(Stored data entries)
————————
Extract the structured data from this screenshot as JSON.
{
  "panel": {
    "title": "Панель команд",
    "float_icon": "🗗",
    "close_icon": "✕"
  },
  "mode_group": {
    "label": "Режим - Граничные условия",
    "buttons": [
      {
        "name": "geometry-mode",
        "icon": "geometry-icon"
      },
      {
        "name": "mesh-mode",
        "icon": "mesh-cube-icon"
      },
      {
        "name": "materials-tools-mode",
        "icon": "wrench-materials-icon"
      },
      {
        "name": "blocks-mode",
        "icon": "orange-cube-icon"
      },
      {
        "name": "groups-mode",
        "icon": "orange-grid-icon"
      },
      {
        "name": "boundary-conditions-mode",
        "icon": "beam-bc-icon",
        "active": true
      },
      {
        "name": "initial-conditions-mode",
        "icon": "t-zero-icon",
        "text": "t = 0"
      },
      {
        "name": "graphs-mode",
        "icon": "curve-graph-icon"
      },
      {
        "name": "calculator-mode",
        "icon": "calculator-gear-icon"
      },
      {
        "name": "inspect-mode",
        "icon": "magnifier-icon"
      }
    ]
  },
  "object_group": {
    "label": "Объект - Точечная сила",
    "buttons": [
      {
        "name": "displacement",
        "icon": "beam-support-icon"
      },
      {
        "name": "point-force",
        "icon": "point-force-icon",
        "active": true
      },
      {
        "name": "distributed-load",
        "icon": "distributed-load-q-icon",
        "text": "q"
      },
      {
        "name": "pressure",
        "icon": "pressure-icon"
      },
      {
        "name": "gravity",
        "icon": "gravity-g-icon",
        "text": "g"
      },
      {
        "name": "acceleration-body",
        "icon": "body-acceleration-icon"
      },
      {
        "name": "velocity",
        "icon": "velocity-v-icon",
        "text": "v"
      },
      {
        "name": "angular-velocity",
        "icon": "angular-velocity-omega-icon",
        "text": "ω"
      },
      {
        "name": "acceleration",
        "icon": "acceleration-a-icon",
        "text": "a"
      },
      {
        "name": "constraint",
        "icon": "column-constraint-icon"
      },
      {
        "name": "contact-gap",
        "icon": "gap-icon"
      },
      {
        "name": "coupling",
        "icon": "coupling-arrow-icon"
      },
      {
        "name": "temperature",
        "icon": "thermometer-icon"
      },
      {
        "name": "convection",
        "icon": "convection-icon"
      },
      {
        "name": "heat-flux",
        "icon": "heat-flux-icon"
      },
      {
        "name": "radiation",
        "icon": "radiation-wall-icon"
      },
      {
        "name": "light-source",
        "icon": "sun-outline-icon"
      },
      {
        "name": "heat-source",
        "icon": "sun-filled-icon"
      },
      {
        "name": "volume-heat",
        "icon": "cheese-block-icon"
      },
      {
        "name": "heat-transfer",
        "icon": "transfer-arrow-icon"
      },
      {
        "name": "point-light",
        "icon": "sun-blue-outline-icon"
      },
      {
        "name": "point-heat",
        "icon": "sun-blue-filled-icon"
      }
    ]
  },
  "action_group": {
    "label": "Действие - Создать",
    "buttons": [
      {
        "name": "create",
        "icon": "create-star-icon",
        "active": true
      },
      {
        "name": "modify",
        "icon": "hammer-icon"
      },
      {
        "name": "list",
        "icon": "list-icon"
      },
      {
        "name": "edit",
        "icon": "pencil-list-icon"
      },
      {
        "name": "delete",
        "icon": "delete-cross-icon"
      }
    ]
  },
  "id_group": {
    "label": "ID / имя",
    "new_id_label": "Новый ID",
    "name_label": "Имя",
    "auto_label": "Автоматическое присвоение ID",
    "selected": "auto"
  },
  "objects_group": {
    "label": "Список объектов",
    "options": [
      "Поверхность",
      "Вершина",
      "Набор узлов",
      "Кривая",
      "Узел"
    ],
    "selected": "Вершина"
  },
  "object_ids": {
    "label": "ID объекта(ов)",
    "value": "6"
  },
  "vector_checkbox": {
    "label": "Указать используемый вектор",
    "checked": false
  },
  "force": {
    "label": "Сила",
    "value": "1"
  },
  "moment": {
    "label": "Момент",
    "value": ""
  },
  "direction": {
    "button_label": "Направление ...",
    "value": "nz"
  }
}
————————
### [Required task]
Take the listing above and write it out again exactly.

### [Output of the exercise]
Extract the structured data from this screenshot as JSON.
{
  "panel": {
    "title": "Панель команд",
    "float_icon": "🗗",
    "close_icon": "✕"
  },
  "mode_group": {
    "label": "Режим - Граничные условия",
    "buttons": [
      {
        "name": "geometry-mode",
        "icon": "geometry-icon"
      },
      {
        "name": "mesh-mode",
        "icon": "mesh-cube-icon"
      },
      {
        "name": "materials-tools-mode",
        "icon": "wrench-materials-icon"
      },
      {
        "name": "blocks-mode",
        "icon": "orange-cube-icon"
      },
      {
        "name": "groups-mode",
        "icon": "orange-grid-icon"
      },
      {
        "name": "boundary-conditions-mode",
        "icon": "beam-bc-icon",
        "active": true
      },
      {
        "name": "initial-conditions-mode",
        "icon": "t-zero-icon",
        "text": "t = 0"
      },
      {
        "name": "graphs-mode",
        "icon": "curve-graph-icon"
      },
      {
        "name": "calculator-mode",
        "icon": "calculator-gear-icon"
      },
      {
        "name": "inspect-mode",
        "icon": "magnifier-icon"
      }
    ]
  },
  "object_group": {
    "label": "Объект - Точечная сила",
    "buttons": [
      {
        "name": "displacement",
        "icon": "beam-support-icon"
      },
      {
        "name": "point-force",
        "icon": "point-force-icon",
        "active": true
      },
      {
        "name": "distributed-load",
        "icon": "distributed-load-q-icon",
        "text": "q"
      },
      {
        "name": "pressure",
        "icon": "pressure-icon"
      },
      {
        "name": "gravity",
        "icon": "gravity-g-icon",
        "text": "g"
      },
      {
        "name": "acceleration-body",
        "icon": "body-acceleration-icon"
      },
      {
        "name": "velocity",
        "icon": "velocity-v-icon",
        "text": "v"
      },
      {
        "name": "angular-velocity",
        "icon": "angular-velocity-omega-icon",
        "text": "ω"
      },
      {
        "name": "acceleration",
        "icon": "acceleration-a-icon",
        "text": "a"
      },
      {
        "name": "constraint",
        "icon": "column-constraint-icon"
      },
      {
        "name": "contact-gap",
        "icon": "gap-icon"
      },
      {
        "name": "coupling",
        "icon": "coupling-arrow-icon"
      },
      {
        "name": "temperature",
        "icon": "thermometer-icon"
      },
      {
        "name": "convection",
        "icon": "convection-icon"
      },
      {
        "name": "heat-flux",
        "icon": "heat-flux-icon"
      },
      {
        "name": "radiation",
        "icon": "radiation-wall-icon"
      },
      {
        "name": "light-source",
        "icon": "sun-outline-icon"
      },
      {
        "name": "heat-source",
        "icon": "sun-filled-icon"
      },
      {
        "name": "volume-heat",
        "icon": "cheese-block-icon"
      },
      {
        "name": "heat-transfer",
        "icon": "transfer-arrow-icon"
      },
      {
        "name": "point-light",
        "icon": "sun-blue-outline-icon"
      },
      {
        "name": "point-heat",
        "icon": "sun-blue-filled-icon"
      }
    ]
  },
  "action_group": {
    "label": "Действие - Создать",
    "buttons": [
      {
        "name": "create",
        "icon": "create-star-icon",
        "active": true
      },
      {
        "name": "modify",
        "icon": "hammer-icon"
      },
      {
        "name": "list",
        "icon": "list-icon"
      },
      {
        "name": "edit",
        "icon": "pencil-list-icon"
      },
      {
        "name": "delete",
        "icon": "delete-cross-icon"
      }
    ]
  },
  "id_group": {
    "label": "ID / имя",
    "new_id_label": "Новый ID",
    "name_label": "Имя",
    "auto_label": "Автоматическое присвоение ID",
    "selected": "auto"
  },
  "objects_group": {
    "label": "Список объектов",
    "options": [
      "Поверхность",
      "Вершина",
      "Набор узлов",
      "Кривая",
      "Узел"
    ],
    "selected": "Вершина"
  },
  "object_ids": {
    "label": "ID объекта(ов)",
    "value": "6"
  },
  "vector_checkbox": {
    "label": "Указать используемый вектор",
    "checked": false
  },
  "force": {
    "label": "Сила",
    "value": "1"
  },
  "moment": {
    "label": "Момент",
    "value": ""
  },
  "direction": {
    "button_label": "Направление ...",
    "value": "nz"
  }
}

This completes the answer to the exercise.